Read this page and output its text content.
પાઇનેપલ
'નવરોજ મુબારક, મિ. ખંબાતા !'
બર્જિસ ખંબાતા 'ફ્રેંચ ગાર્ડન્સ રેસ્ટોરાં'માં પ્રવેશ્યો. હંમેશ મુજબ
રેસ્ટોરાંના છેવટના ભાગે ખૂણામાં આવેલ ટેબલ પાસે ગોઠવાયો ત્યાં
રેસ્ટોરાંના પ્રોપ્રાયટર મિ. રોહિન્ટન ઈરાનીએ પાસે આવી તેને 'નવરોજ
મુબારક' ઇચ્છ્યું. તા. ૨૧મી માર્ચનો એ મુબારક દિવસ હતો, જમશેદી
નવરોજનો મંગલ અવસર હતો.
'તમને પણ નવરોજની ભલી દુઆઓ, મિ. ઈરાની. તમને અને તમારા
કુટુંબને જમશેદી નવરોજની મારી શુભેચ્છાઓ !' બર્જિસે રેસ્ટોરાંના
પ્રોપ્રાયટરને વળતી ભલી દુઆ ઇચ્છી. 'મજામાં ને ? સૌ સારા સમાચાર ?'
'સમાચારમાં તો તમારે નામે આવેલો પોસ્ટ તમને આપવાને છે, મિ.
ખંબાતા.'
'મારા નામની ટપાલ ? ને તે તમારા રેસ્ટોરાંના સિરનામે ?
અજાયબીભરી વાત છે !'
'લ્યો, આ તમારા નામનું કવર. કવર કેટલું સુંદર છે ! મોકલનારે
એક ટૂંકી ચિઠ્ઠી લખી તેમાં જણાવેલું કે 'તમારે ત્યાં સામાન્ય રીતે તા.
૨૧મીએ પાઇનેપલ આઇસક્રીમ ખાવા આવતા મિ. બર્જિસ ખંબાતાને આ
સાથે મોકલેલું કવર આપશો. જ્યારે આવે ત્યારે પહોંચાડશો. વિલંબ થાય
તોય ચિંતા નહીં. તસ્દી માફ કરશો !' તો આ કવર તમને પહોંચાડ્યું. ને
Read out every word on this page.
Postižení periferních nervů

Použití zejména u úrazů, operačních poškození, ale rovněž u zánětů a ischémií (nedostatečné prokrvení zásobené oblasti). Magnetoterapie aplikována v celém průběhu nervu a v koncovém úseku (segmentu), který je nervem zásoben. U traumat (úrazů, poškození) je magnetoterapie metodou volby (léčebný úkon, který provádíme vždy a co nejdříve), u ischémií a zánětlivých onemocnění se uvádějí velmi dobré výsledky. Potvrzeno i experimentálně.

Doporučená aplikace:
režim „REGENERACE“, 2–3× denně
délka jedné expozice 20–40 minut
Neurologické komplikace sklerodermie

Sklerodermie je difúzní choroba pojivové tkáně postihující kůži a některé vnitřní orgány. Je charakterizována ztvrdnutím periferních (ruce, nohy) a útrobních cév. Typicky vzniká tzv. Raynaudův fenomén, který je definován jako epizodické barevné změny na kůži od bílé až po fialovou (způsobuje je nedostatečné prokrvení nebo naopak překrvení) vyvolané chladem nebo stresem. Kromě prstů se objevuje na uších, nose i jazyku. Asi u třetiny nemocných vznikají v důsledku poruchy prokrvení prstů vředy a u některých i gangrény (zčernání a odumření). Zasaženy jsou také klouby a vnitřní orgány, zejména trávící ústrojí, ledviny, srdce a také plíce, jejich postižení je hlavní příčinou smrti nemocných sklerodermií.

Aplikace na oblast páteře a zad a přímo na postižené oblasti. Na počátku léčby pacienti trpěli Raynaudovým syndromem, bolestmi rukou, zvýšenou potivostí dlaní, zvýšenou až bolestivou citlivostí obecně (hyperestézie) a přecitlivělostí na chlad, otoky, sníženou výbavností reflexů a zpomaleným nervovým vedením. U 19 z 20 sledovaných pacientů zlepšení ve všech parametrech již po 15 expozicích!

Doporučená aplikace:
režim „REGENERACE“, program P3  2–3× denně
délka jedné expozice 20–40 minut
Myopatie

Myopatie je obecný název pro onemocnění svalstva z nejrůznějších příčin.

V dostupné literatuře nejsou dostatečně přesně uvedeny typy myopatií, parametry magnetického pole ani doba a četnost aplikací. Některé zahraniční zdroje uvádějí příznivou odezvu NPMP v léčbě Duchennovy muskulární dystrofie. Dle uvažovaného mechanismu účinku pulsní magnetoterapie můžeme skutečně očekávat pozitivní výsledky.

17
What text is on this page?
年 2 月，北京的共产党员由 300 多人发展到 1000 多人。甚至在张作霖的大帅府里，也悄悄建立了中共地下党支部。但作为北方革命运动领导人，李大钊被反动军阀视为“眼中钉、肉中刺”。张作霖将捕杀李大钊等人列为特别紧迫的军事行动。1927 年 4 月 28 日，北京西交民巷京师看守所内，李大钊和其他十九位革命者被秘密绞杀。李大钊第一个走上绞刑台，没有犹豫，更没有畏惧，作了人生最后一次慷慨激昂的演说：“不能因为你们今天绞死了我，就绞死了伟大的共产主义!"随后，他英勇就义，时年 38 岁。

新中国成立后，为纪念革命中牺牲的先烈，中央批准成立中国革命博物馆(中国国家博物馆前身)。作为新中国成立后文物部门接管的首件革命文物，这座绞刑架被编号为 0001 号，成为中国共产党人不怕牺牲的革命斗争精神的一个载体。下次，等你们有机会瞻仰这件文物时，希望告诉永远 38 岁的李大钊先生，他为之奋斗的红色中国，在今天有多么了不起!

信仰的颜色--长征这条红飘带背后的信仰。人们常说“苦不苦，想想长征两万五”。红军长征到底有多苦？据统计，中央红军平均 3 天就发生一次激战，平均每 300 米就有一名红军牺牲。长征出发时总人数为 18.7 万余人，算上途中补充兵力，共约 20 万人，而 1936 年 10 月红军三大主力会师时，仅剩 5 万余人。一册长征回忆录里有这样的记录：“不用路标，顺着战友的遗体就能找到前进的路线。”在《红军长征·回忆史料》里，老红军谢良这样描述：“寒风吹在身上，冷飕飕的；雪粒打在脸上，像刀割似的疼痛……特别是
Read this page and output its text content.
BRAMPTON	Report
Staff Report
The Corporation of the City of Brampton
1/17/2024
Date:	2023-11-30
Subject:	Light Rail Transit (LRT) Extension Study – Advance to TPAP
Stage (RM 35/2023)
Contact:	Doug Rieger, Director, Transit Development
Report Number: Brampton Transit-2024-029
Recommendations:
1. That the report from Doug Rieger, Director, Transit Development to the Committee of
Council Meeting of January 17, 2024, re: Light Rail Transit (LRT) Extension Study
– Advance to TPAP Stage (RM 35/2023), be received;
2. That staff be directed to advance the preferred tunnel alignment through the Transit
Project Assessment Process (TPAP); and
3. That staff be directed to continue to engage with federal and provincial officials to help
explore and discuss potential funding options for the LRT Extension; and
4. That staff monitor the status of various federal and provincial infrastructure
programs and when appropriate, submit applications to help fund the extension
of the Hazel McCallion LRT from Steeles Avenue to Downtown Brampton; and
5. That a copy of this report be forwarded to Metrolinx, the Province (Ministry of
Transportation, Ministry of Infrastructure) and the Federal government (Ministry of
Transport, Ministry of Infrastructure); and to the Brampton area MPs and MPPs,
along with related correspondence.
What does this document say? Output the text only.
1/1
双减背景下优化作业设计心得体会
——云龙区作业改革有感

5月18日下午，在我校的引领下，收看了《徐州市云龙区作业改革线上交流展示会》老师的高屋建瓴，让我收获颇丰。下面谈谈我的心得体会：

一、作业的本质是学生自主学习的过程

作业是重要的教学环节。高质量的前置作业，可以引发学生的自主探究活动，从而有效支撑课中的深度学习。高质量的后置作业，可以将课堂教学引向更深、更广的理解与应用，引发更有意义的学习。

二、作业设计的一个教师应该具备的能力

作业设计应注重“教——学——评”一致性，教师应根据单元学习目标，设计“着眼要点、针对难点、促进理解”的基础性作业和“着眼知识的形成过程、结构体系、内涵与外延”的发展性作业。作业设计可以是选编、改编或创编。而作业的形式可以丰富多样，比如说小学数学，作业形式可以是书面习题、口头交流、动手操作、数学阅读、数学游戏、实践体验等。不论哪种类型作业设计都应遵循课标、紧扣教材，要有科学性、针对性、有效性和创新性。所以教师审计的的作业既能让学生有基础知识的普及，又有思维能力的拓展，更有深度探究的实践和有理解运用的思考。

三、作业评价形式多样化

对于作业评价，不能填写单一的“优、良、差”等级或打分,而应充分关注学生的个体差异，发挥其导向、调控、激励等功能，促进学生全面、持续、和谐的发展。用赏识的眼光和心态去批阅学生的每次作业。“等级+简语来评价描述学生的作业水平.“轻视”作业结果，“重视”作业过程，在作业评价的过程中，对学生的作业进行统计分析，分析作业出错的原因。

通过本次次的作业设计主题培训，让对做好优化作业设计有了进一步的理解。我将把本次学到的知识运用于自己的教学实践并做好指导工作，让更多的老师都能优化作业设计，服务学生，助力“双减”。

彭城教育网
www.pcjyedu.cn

* [What this task involves]: Pull out all lines of the data with the string "onemocnění".

* [Final result]:
Použití zejména u úrazů, operačních poškození, ale rovněž u zánětů a ischémií (nedostatečné prokrvení zásobené oblasti). Magnetoterapie aplikována v celém průběhu nervu a v koncovém úseku (segmentu), který je nervem zásoben. U traumat (úrazů, poškození) je magnetoterapie metodou volby (léčebný úkon, který provádíme vždy a co nejdříve), u ischémií a zánětlivých onemocnění se uvádějí velmi dobré výsledky. Potvrzeno i experimentálně.
Myopatie je obecný název pro onemocnění svalstva z nejrůznějších příčin.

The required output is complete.